__Written task__
State the number of lines that contain "existing", with no other text.

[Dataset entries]
======

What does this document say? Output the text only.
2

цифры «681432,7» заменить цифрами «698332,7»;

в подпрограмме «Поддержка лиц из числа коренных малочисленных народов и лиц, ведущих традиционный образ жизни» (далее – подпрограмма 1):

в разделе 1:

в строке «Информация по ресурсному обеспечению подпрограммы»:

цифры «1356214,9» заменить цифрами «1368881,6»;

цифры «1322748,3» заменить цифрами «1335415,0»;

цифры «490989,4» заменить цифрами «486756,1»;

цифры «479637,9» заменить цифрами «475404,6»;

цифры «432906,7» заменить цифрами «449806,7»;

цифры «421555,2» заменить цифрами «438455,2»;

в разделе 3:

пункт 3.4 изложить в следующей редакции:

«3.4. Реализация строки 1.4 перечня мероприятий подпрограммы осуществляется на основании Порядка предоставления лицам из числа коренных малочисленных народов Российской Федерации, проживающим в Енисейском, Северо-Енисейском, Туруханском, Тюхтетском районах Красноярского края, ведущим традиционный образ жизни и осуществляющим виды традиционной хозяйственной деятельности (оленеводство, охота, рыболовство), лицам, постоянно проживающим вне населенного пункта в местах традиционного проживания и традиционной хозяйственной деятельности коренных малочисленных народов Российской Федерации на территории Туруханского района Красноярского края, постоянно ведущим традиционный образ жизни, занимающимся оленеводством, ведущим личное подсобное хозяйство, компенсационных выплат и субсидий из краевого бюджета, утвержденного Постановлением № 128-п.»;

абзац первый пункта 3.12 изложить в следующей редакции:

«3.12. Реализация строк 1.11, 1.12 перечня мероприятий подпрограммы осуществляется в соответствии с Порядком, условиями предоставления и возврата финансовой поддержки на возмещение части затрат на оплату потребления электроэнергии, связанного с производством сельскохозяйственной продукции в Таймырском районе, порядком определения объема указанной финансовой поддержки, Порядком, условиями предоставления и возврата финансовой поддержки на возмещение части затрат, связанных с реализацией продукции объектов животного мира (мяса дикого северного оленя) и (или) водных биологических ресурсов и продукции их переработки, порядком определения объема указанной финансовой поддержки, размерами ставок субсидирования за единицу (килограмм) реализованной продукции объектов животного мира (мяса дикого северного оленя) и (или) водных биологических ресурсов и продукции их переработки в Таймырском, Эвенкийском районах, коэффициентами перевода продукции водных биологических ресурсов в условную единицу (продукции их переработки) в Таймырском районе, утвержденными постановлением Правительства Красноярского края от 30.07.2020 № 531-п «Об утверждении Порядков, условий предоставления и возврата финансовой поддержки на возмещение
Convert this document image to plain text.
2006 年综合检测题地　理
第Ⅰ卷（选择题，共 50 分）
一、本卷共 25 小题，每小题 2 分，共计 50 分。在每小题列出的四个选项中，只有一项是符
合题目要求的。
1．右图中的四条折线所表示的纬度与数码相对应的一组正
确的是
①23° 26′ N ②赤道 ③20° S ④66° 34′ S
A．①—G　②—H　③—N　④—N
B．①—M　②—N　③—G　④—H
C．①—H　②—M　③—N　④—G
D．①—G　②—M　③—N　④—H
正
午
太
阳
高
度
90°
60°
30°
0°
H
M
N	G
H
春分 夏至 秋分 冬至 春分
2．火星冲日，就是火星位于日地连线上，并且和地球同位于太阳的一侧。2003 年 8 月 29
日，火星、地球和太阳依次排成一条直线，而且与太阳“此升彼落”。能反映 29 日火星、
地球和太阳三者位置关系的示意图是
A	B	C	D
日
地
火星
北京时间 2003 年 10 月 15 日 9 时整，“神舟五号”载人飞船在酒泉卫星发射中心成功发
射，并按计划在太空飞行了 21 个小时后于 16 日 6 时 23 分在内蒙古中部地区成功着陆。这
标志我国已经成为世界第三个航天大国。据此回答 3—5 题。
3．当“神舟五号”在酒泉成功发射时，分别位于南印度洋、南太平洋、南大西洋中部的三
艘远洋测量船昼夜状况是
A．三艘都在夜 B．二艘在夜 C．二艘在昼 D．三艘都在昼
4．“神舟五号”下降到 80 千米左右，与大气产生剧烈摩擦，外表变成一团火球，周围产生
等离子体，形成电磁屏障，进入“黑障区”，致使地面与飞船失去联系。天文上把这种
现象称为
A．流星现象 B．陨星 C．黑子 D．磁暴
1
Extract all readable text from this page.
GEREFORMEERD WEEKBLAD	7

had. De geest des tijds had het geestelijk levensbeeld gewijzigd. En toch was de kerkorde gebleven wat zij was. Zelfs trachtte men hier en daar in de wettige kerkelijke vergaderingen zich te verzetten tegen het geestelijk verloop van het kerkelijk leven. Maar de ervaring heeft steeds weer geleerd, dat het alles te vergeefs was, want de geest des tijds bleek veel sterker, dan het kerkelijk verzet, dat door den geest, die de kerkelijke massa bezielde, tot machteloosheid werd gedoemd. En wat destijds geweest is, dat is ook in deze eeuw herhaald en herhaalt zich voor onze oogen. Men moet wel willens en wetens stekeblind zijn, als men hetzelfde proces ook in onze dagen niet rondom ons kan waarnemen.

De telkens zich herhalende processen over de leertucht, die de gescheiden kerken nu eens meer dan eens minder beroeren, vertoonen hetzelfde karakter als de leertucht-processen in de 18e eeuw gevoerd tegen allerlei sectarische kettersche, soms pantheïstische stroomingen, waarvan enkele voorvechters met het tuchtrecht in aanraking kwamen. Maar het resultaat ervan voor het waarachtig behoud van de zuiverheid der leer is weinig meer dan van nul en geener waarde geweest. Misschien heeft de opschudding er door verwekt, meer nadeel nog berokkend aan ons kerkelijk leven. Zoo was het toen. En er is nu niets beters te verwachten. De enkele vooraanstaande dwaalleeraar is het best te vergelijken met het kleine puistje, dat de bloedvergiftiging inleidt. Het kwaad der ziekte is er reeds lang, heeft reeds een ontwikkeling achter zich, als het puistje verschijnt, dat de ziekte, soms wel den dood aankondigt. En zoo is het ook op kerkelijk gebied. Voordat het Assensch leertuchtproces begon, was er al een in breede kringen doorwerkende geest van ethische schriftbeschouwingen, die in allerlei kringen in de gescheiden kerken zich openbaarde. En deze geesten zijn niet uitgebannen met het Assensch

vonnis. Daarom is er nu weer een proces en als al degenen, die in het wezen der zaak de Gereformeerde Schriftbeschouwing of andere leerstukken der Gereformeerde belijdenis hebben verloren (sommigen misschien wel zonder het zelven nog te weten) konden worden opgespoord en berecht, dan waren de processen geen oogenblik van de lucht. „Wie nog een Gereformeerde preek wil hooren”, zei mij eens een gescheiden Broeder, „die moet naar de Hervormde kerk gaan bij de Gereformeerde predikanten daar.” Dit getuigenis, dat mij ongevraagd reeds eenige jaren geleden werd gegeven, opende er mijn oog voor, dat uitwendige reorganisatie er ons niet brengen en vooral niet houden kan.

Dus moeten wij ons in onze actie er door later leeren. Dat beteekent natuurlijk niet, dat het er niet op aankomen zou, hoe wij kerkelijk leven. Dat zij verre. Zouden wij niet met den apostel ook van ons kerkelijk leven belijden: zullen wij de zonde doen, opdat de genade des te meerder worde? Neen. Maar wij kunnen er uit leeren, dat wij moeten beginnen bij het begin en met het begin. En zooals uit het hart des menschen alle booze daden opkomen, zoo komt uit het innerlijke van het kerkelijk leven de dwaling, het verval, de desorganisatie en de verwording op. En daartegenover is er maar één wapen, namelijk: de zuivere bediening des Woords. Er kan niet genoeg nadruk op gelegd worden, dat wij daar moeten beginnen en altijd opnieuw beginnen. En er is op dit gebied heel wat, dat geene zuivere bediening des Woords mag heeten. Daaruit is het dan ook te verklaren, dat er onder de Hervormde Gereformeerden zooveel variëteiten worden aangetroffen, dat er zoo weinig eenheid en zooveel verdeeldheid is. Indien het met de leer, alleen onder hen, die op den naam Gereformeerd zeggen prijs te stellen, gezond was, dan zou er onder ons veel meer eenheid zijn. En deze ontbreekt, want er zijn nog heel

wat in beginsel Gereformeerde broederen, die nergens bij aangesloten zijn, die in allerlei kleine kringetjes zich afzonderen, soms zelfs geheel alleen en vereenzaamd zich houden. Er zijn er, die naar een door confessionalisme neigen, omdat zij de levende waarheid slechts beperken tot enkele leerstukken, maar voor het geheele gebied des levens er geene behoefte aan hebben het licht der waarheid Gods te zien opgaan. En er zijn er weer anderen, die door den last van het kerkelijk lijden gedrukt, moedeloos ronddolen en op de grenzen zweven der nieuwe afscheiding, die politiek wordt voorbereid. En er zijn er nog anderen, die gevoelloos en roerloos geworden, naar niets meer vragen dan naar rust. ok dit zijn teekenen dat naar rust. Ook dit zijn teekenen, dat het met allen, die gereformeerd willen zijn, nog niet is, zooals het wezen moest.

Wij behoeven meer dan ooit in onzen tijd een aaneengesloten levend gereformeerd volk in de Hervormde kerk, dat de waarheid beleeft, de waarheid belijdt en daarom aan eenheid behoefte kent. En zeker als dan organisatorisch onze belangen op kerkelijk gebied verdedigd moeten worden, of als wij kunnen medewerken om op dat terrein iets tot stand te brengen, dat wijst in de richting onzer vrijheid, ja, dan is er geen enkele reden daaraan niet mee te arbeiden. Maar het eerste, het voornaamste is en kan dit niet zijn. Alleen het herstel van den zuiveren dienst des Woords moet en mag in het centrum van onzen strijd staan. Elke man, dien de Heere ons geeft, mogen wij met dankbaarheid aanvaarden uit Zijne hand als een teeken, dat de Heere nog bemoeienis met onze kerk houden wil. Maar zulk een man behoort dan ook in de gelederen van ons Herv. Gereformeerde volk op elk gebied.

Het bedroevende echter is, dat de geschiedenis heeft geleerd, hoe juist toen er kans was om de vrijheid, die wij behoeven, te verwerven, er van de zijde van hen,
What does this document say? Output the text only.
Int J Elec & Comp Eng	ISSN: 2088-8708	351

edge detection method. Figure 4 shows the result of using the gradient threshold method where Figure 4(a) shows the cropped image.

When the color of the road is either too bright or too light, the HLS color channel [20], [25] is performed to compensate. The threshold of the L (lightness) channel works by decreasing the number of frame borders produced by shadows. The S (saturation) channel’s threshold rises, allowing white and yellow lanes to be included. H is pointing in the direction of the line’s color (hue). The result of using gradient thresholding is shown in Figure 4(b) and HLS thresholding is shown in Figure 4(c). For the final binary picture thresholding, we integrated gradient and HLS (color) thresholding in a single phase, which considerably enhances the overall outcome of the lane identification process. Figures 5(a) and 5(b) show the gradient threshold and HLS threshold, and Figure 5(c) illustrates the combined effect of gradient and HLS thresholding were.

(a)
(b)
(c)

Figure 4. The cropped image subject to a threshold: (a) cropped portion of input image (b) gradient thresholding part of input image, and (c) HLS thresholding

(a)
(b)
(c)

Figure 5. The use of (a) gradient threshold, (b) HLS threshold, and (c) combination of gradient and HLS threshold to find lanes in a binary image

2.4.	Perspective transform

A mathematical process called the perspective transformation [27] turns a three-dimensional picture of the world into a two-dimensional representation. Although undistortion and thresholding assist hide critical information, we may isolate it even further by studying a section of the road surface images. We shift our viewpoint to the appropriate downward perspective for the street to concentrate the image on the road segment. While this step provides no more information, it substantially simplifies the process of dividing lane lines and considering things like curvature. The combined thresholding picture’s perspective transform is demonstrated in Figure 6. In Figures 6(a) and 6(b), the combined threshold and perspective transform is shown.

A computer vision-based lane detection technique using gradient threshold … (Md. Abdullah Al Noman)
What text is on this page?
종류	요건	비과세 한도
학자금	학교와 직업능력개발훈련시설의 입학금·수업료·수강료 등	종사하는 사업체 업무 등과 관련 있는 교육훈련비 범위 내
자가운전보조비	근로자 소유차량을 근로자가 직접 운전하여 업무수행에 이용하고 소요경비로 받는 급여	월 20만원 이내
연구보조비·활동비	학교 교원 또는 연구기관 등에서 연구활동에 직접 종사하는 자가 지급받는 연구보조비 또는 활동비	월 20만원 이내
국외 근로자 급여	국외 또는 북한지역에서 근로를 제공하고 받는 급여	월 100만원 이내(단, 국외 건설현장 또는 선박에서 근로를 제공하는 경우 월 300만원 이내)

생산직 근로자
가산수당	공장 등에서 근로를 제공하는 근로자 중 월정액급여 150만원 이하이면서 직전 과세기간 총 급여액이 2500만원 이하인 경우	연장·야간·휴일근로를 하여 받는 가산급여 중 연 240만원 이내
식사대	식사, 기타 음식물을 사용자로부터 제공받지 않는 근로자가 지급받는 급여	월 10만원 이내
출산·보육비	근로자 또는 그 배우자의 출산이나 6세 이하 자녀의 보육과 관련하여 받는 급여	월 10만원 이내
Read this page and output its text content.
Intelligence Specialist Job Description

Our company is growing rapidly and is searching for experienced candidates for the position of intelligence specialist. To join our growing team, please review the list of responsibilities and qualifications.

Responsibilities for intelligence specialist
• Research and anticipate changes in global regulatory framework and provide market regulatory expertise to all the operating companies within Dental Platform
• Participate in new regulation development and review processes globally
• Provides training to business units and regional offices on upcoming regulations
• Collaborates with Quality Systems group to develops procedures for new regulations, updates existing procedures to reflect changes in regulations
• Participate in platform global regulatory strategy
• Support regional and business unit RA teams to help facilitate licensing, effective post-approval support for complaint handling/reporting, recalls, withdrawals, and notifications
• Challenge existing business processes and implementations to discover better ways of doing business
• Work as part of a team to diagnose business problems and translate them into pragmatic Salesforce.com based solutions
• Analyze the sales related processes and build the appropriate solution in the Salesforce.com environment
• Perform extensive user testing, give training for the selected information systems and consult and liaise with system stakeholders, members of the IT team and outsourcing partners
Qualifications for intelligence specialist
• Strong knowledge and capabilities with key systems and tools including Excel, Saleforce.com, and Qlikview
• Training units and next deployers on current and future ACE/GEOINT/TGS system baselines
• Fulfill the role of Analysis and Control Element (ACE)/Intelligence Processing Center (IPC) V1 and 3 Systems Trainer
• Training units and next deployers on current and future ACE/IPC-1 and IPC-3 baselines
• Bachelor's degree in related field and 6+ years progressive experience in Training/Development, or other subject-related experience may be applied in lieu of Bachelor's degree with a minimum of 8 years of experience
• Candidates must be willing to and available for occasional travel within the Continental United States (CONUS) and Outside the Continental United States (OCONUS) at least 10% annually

======

__Solution to this exercise__
2